* START READING TEXT *
This would mean that the fundamental group of the circle has two elements, which you know isn't true.

I could find the analytic description of the homotopy:

H(x,t) = [tf+(1-t)g ]/|| tf+ (1-t)g||

(which breaks down at t=1/2, if f(x)=-g(x) )

where ||.|| is the standard Euclidean norm, but I am having trouble visualizing
what happens when a point x gets mapped to its antipode. I tried using a cylinder
to visualize it, ( the problem should become clear halfway through the cylinder,
corresponding to the fact that the problem happens at t=1/2) , but I still cannot see
it.
Any Ideas.?

Well, if we stick to the case g=identity for simplicity, and if x is a point such that f(x)=-x, then what does the "path" H(x,t) looks like? For 0<t<½, H(x,t)=-x, for t=½, it is undefined, and for ½<t<1, H(x,t)=x.

Quasar:
Thanks for your patience. I am an analyst-in-exile; my strength is more on the
analysis and pointset areas , but I am trying to learn the algebraic and geometric
parts of topology.

Hope this is not too dumb.

I was working with the cyclinder again, and I wondered: if we took an extreme case
of the identity i(x)=x, and the antipode map a(x)=-x . Why couldn't we homotope
i(x) into a(x) by gradually rotating i(x) into a(x) , so that, at H(x,1) , we have
rotated i(x) by Pi.?. Then H(x,t) would be a gradual rotation, which is continuous.
* END READING TEXT *
* START DATA ROWS *
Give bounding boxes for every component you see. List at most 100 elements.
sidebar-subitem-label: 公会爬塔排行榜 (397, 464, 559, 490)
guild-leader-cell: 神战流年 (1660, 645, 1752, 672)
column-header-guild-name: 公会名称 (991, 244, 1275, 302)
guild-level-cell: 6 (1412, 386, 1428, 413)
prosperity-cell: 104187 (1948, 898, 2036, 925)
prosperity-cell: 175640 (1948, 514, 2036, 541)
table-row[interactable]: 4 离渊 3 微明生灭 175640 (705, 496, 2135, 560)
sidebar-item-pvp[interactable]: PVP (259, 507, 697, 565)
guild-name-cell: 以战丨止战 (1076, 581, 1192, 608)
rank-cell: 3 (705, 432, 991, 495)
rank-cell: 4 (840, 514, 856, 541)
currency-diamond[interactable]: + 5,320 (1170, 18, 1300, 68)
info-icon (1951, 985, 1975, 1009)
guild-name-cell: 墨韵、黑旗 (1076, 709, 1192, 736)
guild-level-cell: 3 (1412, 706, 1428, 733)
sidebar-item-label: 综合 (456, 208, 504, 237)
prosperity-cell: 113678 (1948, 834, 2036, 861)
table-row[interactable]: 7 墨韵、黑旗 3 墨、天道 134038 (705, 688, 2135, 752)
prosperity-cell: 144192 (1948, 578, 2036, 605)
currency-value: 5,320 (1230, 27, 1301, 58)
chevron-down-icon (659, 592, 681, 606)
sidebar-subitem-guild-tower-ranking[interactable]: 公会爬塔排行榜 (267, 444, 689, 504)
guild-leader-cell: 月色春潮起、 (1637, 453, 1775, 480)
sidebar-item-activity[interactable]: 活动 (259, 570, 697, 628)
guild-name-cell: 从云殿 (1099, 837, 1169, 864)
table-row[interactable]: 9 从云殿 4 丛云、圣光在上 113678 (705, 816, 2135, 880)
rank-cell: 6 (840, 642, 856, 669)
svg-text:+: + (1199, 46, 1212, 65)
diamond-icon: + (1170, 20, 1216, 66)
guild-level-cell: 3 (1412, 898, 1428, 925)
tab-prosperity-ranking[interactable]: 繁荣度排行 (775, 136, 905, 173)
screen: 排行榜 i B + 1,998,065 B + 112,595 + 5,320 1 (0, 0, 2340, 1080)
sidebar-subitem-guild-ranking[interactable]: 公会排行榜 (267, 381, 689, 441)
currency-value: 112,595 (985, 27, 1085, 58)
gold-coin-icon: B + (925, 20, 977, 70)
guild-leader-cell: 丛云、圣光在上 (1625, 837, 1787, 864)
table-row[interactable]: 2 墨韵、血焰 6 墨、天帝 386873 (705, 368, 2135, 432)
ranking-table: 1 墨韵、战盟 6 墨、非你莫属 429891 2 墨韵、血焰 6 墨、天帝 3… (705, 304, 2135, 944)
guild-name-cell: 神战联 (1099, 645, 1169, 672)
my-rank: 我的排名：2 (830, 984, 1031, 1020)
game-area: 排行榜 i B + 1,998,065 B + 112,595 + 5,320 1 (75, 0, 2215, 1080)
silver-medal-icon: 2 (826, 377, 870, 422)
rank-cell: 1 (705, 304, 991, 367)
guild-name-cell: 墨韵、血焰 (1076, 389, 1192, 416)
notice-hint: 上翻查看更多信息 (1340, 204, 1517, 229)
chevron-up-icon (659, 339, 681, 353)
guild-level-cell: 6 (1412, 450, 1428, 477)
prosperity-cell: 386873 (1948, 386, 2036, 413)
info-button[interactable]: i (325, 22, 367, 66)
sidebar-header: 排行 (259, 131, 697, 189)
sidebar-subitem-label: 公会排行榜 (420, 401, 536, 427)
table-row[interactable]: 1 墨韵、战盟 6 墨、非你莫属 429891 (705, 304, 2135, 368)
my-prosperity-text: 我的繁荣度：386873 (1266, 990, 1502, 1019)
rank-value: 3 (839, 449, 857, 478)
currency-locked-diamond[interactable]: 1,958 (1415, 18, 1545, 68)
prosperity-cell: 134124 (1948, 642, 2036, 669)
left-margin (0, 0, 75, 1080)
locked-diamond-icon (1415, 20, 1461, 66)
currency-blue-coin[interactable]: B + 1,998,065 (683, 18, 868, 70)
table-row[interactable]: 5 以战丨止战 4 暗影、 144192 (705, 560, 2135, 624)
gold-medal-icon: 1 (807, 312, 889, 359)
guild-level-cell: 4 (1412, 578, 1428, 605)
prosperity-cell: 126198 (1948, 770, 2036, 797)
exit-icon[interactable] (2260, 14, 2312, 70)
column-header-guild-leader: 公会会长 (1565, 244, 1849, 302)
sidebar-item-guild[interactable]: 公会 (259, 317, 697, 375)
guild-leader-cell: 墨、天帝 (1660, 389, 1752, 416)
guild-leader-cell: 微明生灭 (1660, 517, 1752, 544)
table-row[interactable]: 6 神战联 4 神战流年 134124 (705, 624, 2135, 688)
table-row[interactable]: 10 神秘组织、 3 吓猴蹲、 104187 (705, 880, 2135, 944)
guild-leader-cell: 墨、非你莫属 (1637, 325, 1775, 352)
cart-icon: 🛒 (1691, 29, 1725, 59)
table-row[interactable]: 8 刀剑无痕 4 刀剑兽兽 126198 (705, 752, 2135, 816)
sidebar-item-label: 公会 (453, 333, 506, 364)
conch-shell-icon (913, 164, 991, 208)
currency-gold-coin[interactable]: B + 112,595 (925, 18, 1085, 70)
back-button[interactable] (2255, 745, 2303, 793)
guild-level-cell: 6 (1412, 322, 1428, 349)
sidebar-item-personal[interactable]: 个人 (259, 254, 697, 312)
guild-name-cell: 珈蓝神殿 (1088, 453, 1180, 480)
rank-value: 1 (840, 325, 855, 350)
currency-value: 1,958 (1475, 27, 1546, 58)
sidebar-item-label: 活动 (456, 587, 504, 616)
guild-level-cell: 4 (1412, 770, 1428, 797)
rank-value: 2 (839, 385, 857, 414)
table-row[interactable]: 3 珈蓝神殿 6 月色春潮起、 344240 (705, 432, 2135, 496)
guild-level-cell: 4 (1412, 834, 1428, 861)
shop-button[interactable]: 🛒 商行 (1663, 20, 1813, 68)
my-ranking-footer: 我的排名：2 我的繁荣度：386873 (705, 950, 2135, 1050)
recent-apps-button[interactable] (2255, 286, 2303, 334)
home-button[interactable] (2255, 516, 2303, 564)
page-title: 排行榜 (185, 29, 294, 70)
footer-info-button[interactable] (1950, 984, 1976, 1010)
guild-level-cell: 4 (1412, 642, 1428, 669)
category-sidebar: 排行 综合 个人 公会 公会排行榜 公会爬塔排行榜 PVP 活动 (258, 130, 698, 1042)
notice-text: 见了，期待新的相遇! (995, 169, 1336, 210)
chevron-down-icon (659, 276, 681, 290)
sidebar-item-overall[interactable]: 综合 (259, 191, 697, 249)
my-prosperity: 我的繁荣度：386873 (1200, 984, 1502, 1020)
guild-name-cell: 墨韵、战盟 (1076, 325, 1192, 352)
* END DATA ROWS *
* START DATA ROWS *
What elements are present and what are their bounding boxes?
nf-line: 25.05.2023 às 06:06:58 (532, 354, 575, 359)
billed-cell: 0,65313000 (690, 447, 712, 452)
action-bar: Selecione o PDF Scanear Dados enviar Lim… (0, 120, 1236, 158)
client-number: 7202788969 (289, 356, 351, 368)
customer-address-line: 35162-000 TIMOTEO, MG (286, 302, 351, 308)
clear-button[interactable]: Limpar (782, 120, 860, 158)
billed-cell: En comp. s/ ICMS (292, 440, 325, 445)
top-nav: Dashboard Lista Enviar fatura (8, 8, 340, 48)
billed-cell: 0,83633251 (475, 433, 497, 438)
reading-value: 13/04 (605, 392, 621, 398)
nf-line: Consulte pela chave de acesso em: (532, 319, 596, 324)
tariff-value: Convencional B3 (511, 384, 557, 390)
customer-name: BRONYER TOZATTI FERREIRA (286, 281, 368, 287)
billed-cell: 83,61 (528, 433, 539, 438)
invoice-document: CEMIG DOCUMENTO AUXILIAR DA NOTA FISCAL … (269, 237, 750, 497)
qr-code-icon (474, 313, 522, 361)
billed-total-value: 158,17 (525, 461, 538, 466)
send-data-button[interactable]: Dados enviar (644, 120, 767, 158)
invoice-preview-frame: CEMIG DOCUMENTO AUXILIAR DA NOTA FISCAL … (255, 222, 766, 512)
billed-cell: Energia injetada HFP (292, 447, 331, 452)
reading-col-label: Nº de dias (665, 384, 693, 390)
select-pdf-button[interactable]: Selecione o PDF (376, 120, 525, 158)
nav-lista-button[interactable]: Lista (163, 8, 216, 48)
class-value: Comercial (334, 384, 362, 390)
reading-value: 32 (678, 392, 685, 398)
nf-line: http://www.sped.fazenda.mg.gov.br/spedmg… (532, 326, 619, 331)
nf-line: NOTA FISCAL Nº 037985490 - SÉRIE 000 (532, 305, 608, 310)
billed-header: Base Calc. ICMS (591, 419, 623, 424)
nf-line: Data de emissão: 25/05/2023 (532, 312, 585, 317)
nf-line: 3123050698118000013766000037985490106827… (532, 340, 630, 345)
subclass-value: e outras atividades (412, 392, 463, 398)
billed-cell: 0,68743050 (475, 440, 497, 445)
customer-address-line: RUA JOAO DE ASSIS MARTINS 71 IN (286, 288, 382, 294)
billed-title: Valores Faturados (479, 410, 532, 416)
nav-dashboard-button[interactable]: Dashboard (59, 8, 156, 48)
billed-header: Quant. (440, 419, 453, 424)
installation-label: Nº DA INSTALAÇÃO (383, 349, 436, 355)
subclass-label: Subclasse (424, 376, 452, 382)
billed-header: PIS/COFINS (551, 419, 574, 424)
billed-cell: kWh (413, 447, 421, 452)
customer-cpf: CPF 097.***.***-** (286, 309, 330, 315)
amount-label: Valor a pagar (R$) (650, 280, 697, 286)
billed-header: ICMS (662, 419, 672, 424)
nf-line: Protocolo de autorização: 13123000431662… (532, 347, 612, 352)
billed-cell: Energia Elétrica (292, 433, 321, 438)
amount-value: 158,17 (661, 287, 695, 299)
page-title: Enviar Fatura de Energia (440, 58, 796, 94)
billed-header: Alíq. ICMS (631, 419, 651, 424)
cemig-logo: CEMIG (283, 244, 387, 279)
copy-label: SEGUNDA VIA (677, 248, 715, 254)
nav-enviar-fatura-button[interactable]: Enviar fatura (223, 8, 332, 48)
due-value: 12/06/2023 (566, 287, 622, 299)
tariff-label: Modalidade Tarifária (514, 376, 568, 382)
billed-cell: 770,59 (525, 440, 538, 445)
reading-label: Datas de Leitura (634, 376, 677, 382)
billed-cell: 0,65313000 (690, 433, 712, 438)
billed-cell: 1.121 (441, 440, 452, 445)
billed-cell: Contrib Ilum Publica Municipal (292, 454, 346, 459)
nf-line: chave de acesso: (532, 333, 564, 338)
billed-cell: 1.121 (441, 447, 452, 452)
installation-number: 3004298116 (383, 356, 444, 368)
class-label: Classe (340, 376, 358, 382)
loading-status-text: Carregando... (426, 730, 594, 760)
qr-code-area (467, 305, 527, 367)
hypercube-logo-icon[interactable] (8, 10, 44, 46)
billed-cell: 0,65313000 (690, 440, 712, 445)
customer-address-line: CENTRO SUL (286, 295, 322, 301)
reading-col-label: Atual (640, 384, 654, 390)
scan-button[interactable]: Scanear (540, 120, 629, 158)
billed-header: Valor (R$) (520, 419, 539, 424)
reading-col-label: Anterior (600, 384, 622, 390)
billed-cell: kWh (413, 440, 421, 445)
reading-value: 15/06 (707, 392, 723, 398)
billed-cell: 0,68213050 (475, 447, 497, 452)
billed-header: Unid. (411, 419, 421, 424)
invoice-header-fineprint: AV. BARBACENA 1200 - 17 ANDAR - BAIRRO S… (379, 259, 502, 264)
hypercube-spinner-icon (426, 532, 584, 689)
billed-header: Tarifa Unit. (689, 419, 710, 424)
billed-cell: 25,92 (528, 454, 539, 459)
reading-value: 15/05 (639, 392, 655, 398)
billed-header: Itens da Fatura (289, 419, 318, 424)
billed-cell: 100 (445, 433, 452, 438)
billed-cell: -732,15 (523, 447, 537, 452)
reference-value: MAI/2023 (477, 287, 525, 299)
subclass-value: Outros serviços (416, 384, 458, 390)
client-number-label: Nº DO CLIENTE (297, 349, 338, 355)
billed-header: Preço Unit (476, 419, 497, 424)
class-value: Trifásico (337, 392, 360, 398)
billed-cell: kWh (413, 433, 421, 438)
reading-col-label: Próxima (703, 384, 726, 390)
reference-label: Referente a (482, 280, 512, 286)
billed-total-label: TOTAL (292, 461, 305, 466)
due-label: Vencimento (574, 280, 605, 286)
* END DATA ROWS *
■ WRITTEN REQUEST 1 ■
In the forum thread on homotopy, rewrite the paragraph beginning "Well, if we stick to the case" as a short list that keeps its main facts.
■ WRITTEN REQUEST 2 ■
List every interval or value of t for which the forum thread on homotopy states what the path H(x,t) equals when g is the identity and f(x) = -x, giving the stated result for each.
■ WRITTEN REQUEST 3 ■
Write out the passage of the forum thread on homotopy word for word, beginning at the words "(which breaks down" and stopping after the words "Any Ideas.?".

■ ANSWER 1 ■
- Simplifying case: g is the identity, and x is a point with f(x) = -x.
- For 0 < t < ½, H(x,t) = -x.
- At t = ½, H(x,t) is undefined.
- For ½ < t < 1, H(x,t) = x.

■ ANSWER 2 ■
- 0 < t < ½: H(x,t) = -x
- t = ½: H(x,t) is undefined
- ½ < t < 1: H(x,t) = x

■ ANSWER 3 ■
(which breaks down at t=1/2, if f(x)=-g(x) )

where ||.|| is the standard Euclidean norm, but I am having trouble visualizing
what happens when a point x gets mapped to its antipode. I tried using a cylinder
to visualize it, ( the problem should become clear halfway through the cylinder,
corresponding to the fact that the problem happens at t=1/2) , but I still cannot see
it.
Any Ideas.?